[Collected data]
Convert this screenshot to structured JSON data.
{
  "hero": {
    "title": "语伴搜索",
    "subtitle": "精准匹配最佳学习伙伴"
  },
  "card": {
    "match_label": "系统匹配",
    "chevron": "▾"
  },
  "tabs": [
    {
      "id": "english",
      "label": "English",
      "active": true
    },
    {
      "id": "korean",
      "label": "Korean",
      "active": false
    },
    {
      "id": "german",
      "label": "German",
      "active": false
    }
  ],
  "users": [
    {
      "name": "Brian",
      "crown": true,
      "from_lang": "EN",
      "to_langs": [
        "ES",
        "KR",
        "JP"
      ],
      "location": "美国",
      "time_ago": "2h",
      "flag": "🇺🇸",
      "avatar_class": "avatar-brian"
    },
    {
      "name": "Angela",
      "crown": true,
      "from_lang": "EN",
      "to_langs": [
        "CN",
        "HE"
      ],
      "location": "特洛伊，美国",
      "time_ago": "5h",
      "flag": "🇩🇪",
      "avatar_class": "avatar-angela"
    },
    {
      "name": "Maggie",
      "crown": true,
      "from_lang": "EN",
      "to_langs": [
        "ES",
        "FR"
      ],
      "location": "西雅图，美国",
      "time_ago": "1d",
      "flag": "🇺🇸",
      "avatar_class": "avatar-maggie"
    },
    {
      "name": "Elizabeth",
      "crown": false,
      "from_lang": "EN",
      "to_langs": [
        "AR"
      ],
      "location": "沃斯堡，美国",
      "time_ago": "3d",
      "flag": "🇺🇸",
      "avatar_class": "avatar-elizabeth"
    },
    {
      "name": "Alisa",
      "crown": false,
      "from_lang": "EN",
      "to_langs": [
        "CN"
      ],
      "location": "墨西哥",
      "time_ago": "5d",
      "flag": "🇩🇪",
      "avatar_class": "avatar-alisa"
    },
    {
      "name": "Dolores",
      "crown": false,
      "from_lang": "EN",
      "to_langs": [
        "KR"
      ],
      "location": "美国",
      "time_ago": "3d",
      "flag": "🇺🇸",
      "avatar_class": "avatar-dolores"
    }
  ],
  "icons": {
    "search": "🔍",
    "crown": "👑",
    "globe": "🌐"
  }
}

▶ _TASK STATEMENT_: Output the lines above verbatim and in full.

▶ _REPLY_:
Convert this screenshot to structured JSON data.
{
  "hero": {
    "title": "语伴搜索",
    "subtitle": "精准匹配最佳学习伙伴"
  },
  "card": {
    "match_label": "系统匹配",
    "chevron": "▾"
  },
  "tabs": [
    {
      "id": "english",
      "label": "English",
      "active": true
    },
    {
      "id": "korean",
      "label": "Korean",
      "active": false
    },
    {
      "id": "german",
      "label": "German",
      "active": false
    }
  ],
  "users": [
    {
      "name": "Brian",
      "crown": true,
      "from_lang": "EN",
      "to_langs": [
        "ES",
        "KR",
        "JP"
      ],
      "location": "美国",
      "time_ago": "2h",
      "flag": "🇺🇸",
      "avatar_class": "avatar-brian"
    },
    {
      "name": "Angela",
      "crown": true,
      "from_lang": "EN",
      "to_langs": [
        "CN",
        "HE"
      ],
      "location": "特洛伊，美国",
      "time_ago": "5h",
      "flag": "🇩🇪",
      "avatar_class": "avatar-angela"
    },
    {
      "name": "Maggie",
      "crown": true,
      "from_lang": "EN",
      "to_langs": [
        "ES",
        "FR"
      ],
      "location": "西雅图，美国",
      "time_ago": "1d",
      "flag": "🇺🇸",
      "avatar_class": "avatar-maggie"
    },
    {
      "name": "Elizabeth",
      "crown": false,
      "from_lang": "EN",
      "to_langs": [
        "AR"
      ],
      "location": "沃斯堡，美国",
      "time_ago": "3d",
      "flag": "🇺🇸",
      "avatar_class": "avatar-elizabeth"
    },
    {
      "name": "Alisa",
      "crown": false,
      "from_lang": "EN",
      "to_langs": [
        "CN"
      ],
      "location": "墨西哥",
      "time_ago": "5d",
      "flag": "🇩🇪",
      "avatar_class": "avatar-alisa"
    },
    {
      "name": "Dolores",
      "crown": false,
      "from_lang": "EN",
      "to_langs": [
        "KR"
      ],
      "location": "美国",
      "time_ago": "3d",
      "flag": "🇺🇸",
      "avatar_class": "avatar-dolores"
    }
  ],
  "icons": {
    "search": "🔍",
    "crown": "👑",
    "globe": "🌐"
  }
}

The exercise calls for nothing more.